> **Data in this exercise**

__________

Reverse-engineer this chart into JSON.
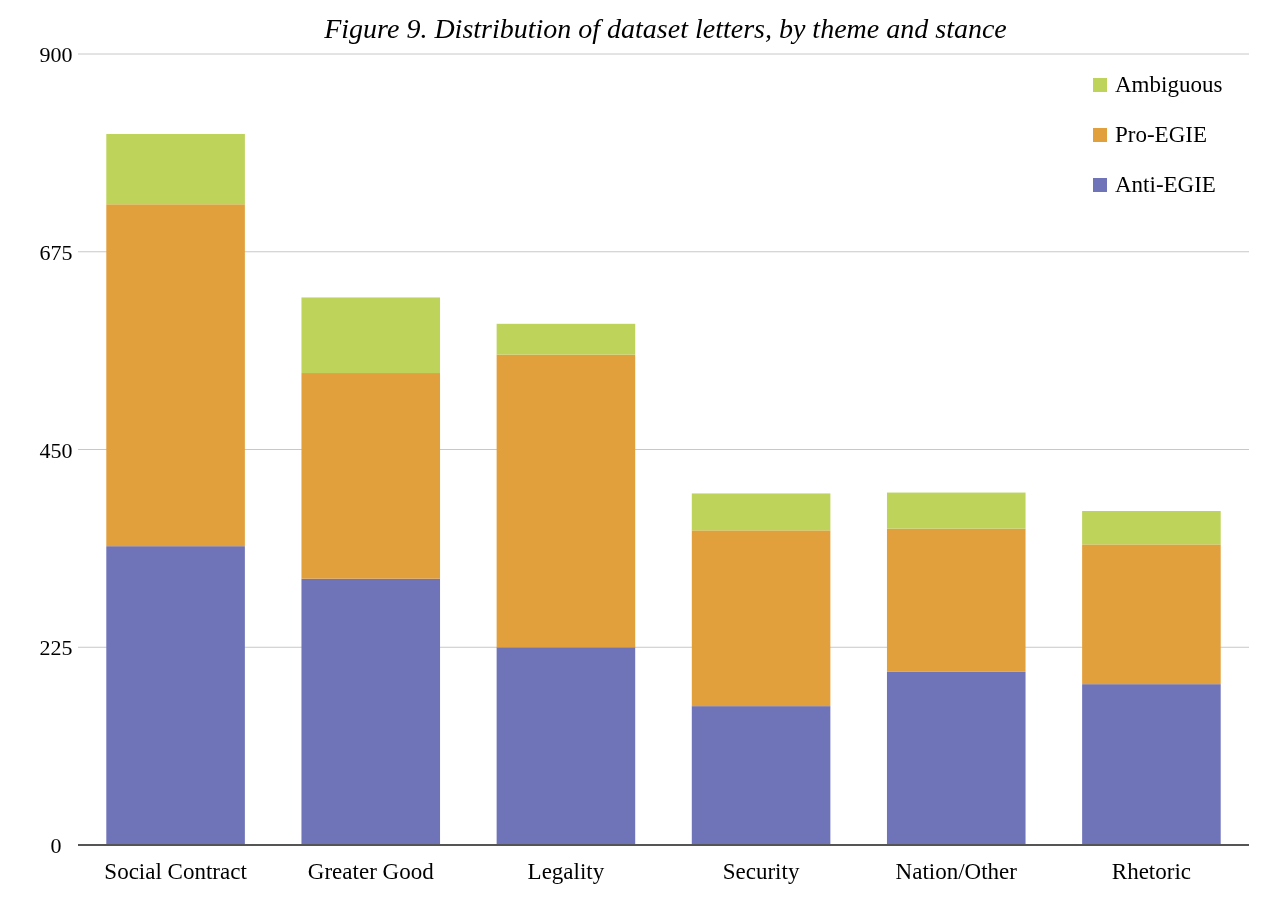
{
  "chart_data": {
    "type": "bar",
    "title": "Figure 9. Distribution of dataset letters, by theme and stance",
    "categories": [
      "Social Contract",
      "Greater Good",
      "Legality",
      "Security",
      "Nation/Other",
      "Rhetoric"
    ],
    "stacked": true,
    "series": [
      {
        "name": "Anti-EGIE",
        "color": "#6f74b8",
        "values": [
          340,
          303,
          225,
          158,
          197,
          183
        ]
      },
      {
        "name": "Pro-EGIE",
        "color": "#e2a03c",
        "values": [
          389,
          234,
          333,
          200,
          163,
          159
        ]
      },
      {
        "name": "Ambiguous",
        "color": "#bdd35a",
        "values": [
          80,
          86,
          35,
          42,
          41,
          38
        ]
      }
    ],
    "ylim": [
      0,
      900
    ],
    "yticks": [
      0,
      225,
      450,
      675,
      900
    ],
    "grid": "y",
    "legend": "top right"
  }
}
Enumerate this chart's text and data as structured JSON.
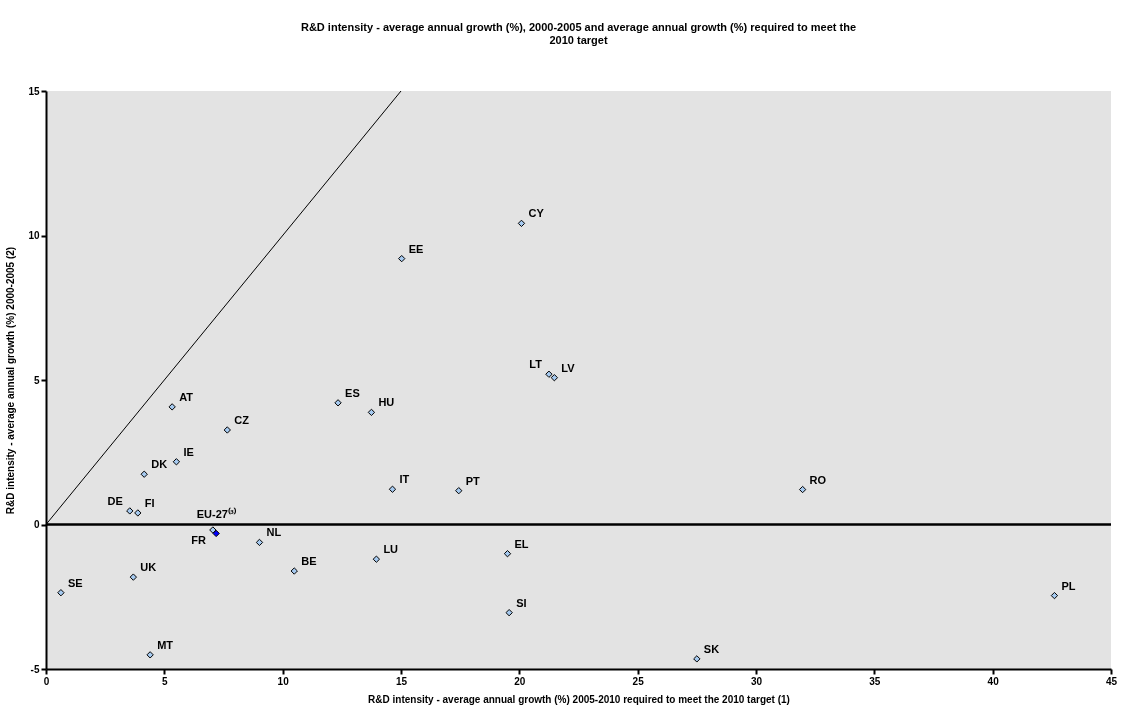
{
  "chart_data": {
    "type": "scatter",
    "title": "R&D intensity - average annual growth (%), 2000-2005 and average annual growth (%) required to meet the 2010 target",
    "xlabel": "R&D intensity - average annual growth (%) 2005-2010 required to meet the 2010 target (1)",
    "ylabel": "R&D intensity - average annual growth (%) 2000-2005 (2)",
    "xlim": [
      0,
      45
    ],
    "xticks": [
      0,
      5,
      10,
      15,
      20,
      25,
      30,
      35,
      40,
      45
    ],
    "ylim": [
      -5,
      15
    ],
    "yticks": [
      -5,
      0,
      5,
      10,
      15
    ],
    "grid": false,
    "marker": "diamond",
    "ref_lines": [
      {
        "axis": "y",
        "value": 0,
        "color": "#000000"
      }
    ],
    "series": [
      {
        "type": "line",
        "color": "#000000",
        "marker": "none",
        "x": [
          0,
          15
        ],
        "values": [
          0,
          15
        ]
      },
      {
        "name": "SE",
        "color": "#a6caf0",
        "x": [
          0.63
        ],
        "values": [
          -2.36
        ]
      },
      {
        "name": "UK",
        "color": "#a6caf0",
        "x": [
          3.69
        ],
        "values": [
          -1.82
        ]
      },
      {
        "name": "MT",
        "color": "#a6caf0",
        "x": [
          4.4
        ],
        "values": [
          -4.51
        ]
      },
      {
        "name": "DE",
        "color": "#a6caf0",
        "x": [
          3.54
        ],
        "values": [
          0.47
        ]
      },
      {
        "name": "FI",
        "color": "#a6caf0",
        "x": [
          3.88
        ],
        "values": [
          0.4
        ]
      },
      {
        "name": "DK",
        "color": "#a6caf0",
        "x": [
          4.15
        ],
        "values": [
          1.74
        ]
      },
      {
        "name": "IE",
        "color": "#a6caf0",
        "x": [
          5.51
        ],
        "values": [
          2.17
        ]
      },
      {
        "name": "AT",
        "color": "#a6caf0",
        "x": [
          5.33
        ],
        "values": [
          4.07
        ]
      },
      {
        "name": "CZ",
        "color": "#a6caf0",
        "x": [
          7.66
        ],
        "values": [
          3.27
        ]
      },
      {
        "name": "FR",
        "color": "#a6caf0",
        "x": [
          7.05
        ],
        "values": [
          -0.19
        ]
      },
      {
        "name": "EU-27⁽³⁾",
        "color": "#0000ff",
        "x": [
          7.19
        ],
        "values": [
          -0.31
        ]
      },
      {
        "name": "NL",
        "color": "#a6caf0",
        "x": [
          9.02
        ],
        "values": [
          -0.62
        ]
      },
      {
        "name": "BE",
        "color": "#a6caf0",
        "x": [
          10.49
        ],
        "values": [
          -1.61
        ]
      },
      {
        "name": "LU",
        "color": "#a6caf0",
        "x": [
          13.96
        ],
        "values": [
          -1.2
        ]
      },
      {
        "name": "ES",
        "color": "#a6caf0",
        "x": [
          12.34
        ],
        "values": [
          4.21
        ]
      },
      {
        "name": "HU",
        "color": "#a6caf0",
        "x": [
          13.75
        ],
        "values": [
          3.88
        ]
      },
      {
        "name": "IT",
        "color": "#a6caf0",
        "x": [
          14.64
        ],
        "values": [
          1.22
        ]
      },
      {
        "name": "EE",
        "color": "#a6caf0",
        "x": [
          15.03
        ],
        "values": [
          9.2
        ]
      },
      {
        "name": "CY",
        "color": "#a6caf0",
        "x": [
          20.09
        ],
        "values": [
          10.42
        ]
      },
      {
        "name": "LT",
        "color": "#a6caf0",
        "x": [
          21.25
        ],
        "values": [
          5.2
        ]
      },
      {
        "name": "LV",
        "color": "#a6caf0",
        "x": [
          21.48
        ],
        "values": [
          5.08
        ]
      },
      {
        "name": "PT",
        "color": "#a6caf0",
        "x": [
          17.44
        ],
        "values": [
          1.17
        ]
      },
      {
        "name": "EL",
        "color": "#a6caf0",
        "x": [
          19.5
        ],
        "values": [
          -1.01
        ]
      },
      {
        "name": "SI",
        "color": "#a6caf0",
        "x": [
          19.57
        ],
        "values": [
          -3.05
        ]
      },
      {
        "name": "SK",
        "color": "#a6caf0",
        "x": [
          27.5
        ],
        "values": [
          -4.65
        ]
      },
      {
        "name": "RO",
        "color": "#a6caf0",
        "x": [
          31.97
        ],
        "values": [
          1.21
        ]
      },
      {
        "name": "PL",
        "color": "#a6caf0",
        "x": [
          42.61
        ],
        "values": [
          -2.46
        ]
      }
    ]
  }
}
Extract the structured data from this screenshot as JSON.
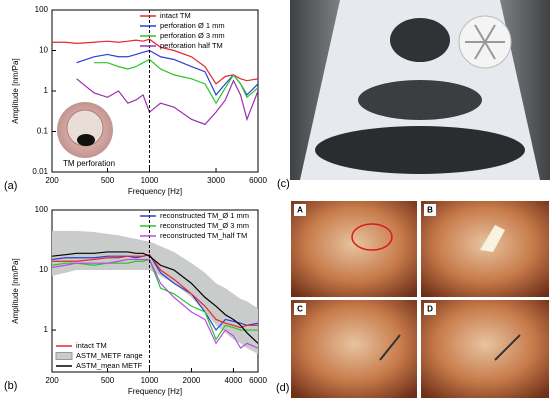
{
  "chart_data": [
    {
      "type": "line",
      "label": "(a)",
      "xlabel": "Frequency [Hz]",
      "ylabel": "Amplitude [nm/Pa]",
      "annotation": "TM perforation",
      "xlog": true,
      "ylog": true,
      "vline": 1000,
      "legend": "upper right",
      "xlim": [
        200,
        6000
      ],
      "xticks": [
        200,
        500,
        1000,
        3000,
        6000
      ],
      "ylim": [
        0.01,
        100
      ],
      "yticks": [
        0.01,
        0.1,
        1,
        10,
        100
      ],
      "x": [
        200,
        250,
        300,
        400,
        500,
        600,
        700,
        800,
        900,
        1000,
        1200,
        1500,
        2000,
        2500,
        3000,
        3500,
        4000,
        4500,
        5000,
        6000
      ],
      "series": [
        {
          "name": "intact TM",
          "color": "#e8262b",
          "values": [
            16,
            16,
            15,
            16,
            17,
            16,
            17,
            18,
            17,
            19,
            12,
            10,
            7,
            4,
            1.5,
            2.3,
            2.5,
            2,
            1.8,
            2
          ]
        },
        {
          "name": "perforation Ø 1 mm",
          "color": "#2b3fd6",
          "values": [
            null,
            null,
            5,
            7,
            8,
            7,
            7,
            8,
            9,
            10,
            7,
            6,
            4,
            3,
            0.8,
            1.5,
            2.5,
            1.5,
            0.8,
            1.5
          ]
        },
        {
          "name": "perforation Ø 3 mm",
          "color": "#2bc42b",
          "values": [
            null,
            null,
            null,
            5,
            5,
            4,
            3.5,
            4,
            5,
            6,
            3.5,
            2.5,
            2,
            1.5,
            0.5,
            1.2,
            2.5,
            1.5,
            0.7,
            1.2
          ]
        },
        {
          "name": "perforation half TM",
          "color": "#9b2fae",
          "values": [
            null,
            null,
            2,
            0.9,
            0.7,
            1,
            0.5,
            0.6,
            0.8,
            0.3,
            0.5,
            0.4,
            0.2,
            0.15,
            0.3,
            0.6,
            1.8,
            0.8,
            0.2,
            1
          ]
        }
      ]
    },
    {
      "type": "line",
      "label": "(b)",
      "xlabel": "Frequency [Hz]",
      "ylabel": "Amplitude [nm/Pa]",
      "xlog": true,
      "ylog": true,
      "vline": 1000,
      "legend": "upper right",
      "xlim": [
        200,
        6000
      ],
      "xticks": [
        200,
        500,
        1000,
        2000,
        4000,
        6000
      ],
      "ylim": [
        0.2,
        100
      ],
      "yticks": [
        1,
        10,
        100
      ],
      "x": [
        200,
        250,
        300,
        400,
        500,
        600,
        700,
        800,
        900,
        1000,
        1200,
        1500,
        2000,
        2500,
        3000,
        3500,
        4000,
        4500,
        5000,
        6000
      ],
      "series": [
        {
          "name": "reconstructed TM_Ø 1 mm",
          "color": "#2b3fd6",
          "values": [
            15,
            16,
            16,
            16,
            17,
            17,
            17,
            16,
            17,
            18,
            9,
            6,
            4,
            2,
            1,
            1.5,
            1.4,
            1.3,
            1.2,
            1.3
          ]
        },
        {
          "name": "reconstructed TM_Ø 3 mm",
          "color": "#2bc42b",
          "values": [
            12,
            13,
            13,
            12,
            13,
            13,
            13,
            14,
            14,
            15,
            5,
            4,
            2.5,
            2,
            0.7,
            1.2,
            1.1,
            1,
            1,
            1
          ]
        },
        {
          "name": "reconstructed TM_half TM",
          "color": "#b44fe0",
          "values": [
            11,
            12,
            13,
            13,
            13,
            14,
            15,
            15,
            15,
            15,
            6,
            3.5,
            2,
            1.5,
            0.6,
            1,
            0.8,
            0.5,
            0.6,
            0.5
          ]
        },
        {
          "name": "intact TM",
          "color": "#e8262b",
          "legend": "lower left",
          "values": [
            14,
            14,
            14,
            15,
            16,
            16,
            17,
            17,
            17,
            18,
            10,
            7,
            4,
            2.5,
            1.5,
            1.3,
            1.2,
            1.1,
            1.2,
            1.2
          ]
        },
        {
          "name": "ASTM_METF range",
          "color": "#c9cccb",
          "legend": "lower left",
          "low": [
            8,
            9,
            10,
            10,
            10,
            10,
            10,
            10,
            10,
            10,
            8,
            6,
            3.5,
            2,
            1.2,
            0.9,
            0.7,
            0.6,
            0.5,
            0.4
          ],
          "high": [
            45,
            45,
            45,
            43,
            40,
            38,
            35,
            33,
            31,
            30,
            25,
            20,
            13,
            9,
            6,
            5,
            4,
            3.3,
            3,
            2.3
          ]
        },
        {
          "name": "ASTM_mean METF",
          "color": "#000000",
          "legend": "lower left",
          "values": [
            17,
            18,
            19,
            19,
            20,
            20,
            20,
            19,
            19,
            17,
            12,
            10,
            6,
            3.5,
            2.5,
            1.8,
            1.5,
            1.2,
            0.9,
            0.6
          ]
        }
      ]
    }
  ],
  "panels": {
    "c": {
      "label": "(c)"
    },
    "d": {
      "label": "(d)",
      "subpanels": [
        "A",
        "B",
        "C",
        "D"
      ]
    }
  }
}
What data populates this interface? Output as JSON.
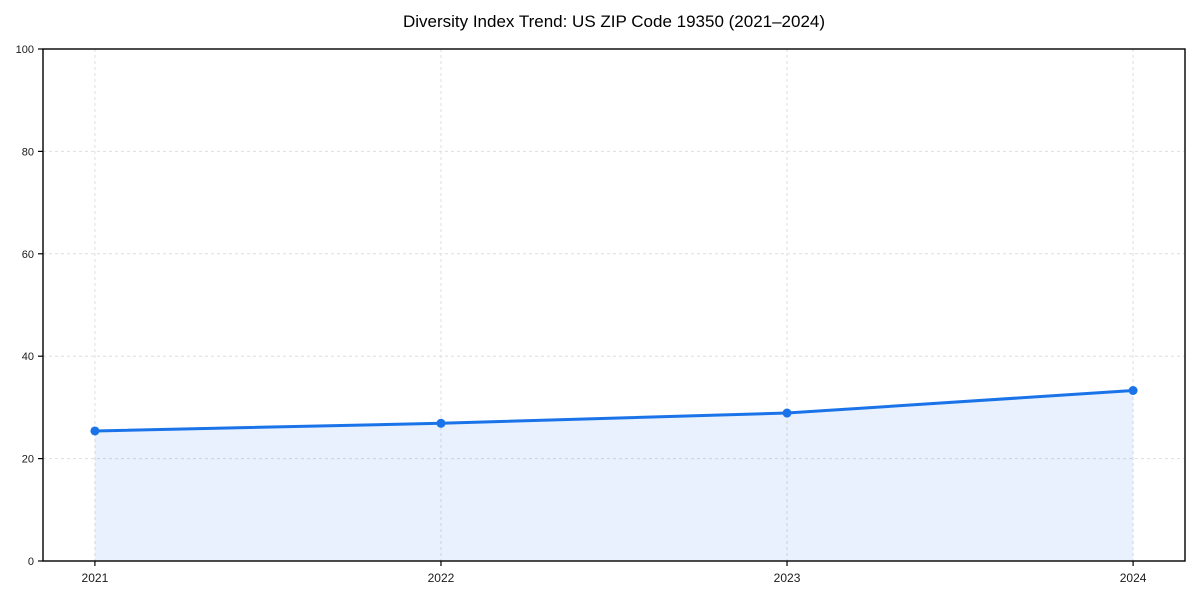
{
  "figure": {
    "background": "#ffffff"
  },
  "chart_data": {
    "type": "area",
    "title": "Diversity Index Trend: US ZIP Code 19350 (2021–2024)",
    "x": [
      2021,
      2022,
      2023,
      2024
    ],
    "series": [
      {
        "name": "Diversity Index",
        "values": [
          25.4,
          26.9,
          28.9,
          33.3
        ]
      }
    ],
    "xtick_labels": [
      "2021",
      "2022",
      "2023",
      "2024"
    ],
    "yticks": [
      0,
      20,
      40,
      60,
      80,
      100
    ],
    "ytick_labels": [
      "0",
      "20",
      "40",
      "60",
      "80",
      "100"
    ],
    "xlim": [
      2020.85,
      2024.15
    ],
    "ylim": [
      0,
      100
    ],
    "xlabel": "",
    "ylabel": "",
    "grid": true,
    "grid_style": "dashed",
    "legend": false,
    "colors": {
      "line": "#1a73e8",
      "marker": "#1a73e8",
      "area_fill": "rgba(26,115,232,0.10)",
      "grid": "#dedede",
      "spine": "#000000",
      "tick_label": "#1a1a1a",
      "title": "#000000"
    }
  }
}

__________

> **Your task**
Search the entries for the word "ylabel" and gather every line where it appears.

> **Solution to the problem**
    "ylabel": "R&D intensity - average annual growth (%) 2000-2005 (2)",
      "ylabel": "Amplitude [nm/Pa]",
      "ylabel": "Amplitude [nm/Pa]",
    "ylabel": "",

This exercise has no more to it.